(Stored entries)
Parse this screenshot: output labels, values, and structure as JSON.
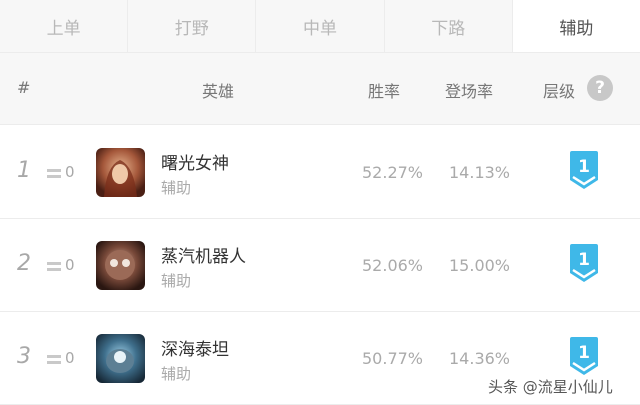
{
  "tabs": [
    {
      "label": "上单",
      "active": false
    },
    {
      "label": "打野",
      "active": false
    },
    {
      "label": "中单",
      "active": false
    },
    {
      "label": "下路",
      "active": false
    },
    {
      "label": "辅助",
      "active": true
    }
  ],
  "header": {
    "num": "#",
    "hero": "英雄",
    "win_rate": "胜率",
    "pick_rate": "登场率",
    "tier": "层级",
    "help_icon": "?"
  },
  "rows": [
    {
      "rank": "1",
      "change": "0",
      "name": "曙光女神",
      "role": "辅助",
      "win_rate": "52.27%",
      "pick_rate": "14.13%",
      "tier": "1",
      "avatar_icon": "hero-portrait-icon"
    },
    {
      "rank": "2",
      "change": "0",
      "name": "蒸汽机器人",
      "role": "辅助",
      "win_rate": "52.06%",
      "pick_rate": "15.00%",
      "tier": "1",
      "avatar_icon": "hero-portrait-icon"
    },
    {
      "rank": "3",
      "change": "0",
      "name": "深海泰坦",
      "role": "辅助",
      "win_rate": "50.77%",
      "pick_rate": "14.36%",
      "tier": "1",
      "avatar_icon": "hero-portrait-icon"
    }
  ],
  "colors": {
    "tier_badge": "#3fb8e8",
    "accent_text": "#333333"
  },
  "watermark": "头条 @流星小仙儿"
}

● **Exercise**
Retype the entries word for word. Omit any images.

● **The reply**
Parse this screenshot: output labels, values, and structure as JSON.
{
  "tabs": [
    {
      "label": "上单",
      "active": false
    },
    {
      "label": "打野",
      "active": false
    },
    {
      "label": "中单",
      "active": false
    },
    {
      "label": "下路",
      "active": false
    },
    {
      "label": "辅助",
      "active": true
    }
  ],
  "header": {
    "num": "#",
    "hero": "英雄",
    "win_rate": "胜率",
    "pick_rate": "登场率",
    "tier": "层级",
    "help_icon": "?"
  },
  "rows": [
    {
      "rank": "1",
      "change": "0",
      "name": "曙光女神",
      "role": "辅助",
      "win_rate": "52.27%",
      "pick_rate": "14.13%",
      "tier": "1",
      "avatar_icon": "hero-portrait-icon"
    },
    {
      "rank": "2",
      "change": "0",
      "name": "蒸汽机器人",
      "role": "辅助",
      "win_rate": "52.06%",
      "pick_rate": "15.00%",
      "tier": "1",
      "avatar_icon": "hero-portrait-icon"
    },
    {
      "rank": "3",
      "change": "0",
      "name": "深海泰坦",
      "role": "辅助",
      "win_rate": "50.77%",
      "pick_rate": "14.36%",
      "tier": "1",
      "avatar_icon": "hero-portrait-icon"
    }
  ],
  "colors": {
    "tier_badge": "#3fb8e8",
    "accent_text": "#333333"
  },
  "watermark": "头条 @流星小仙儿"
}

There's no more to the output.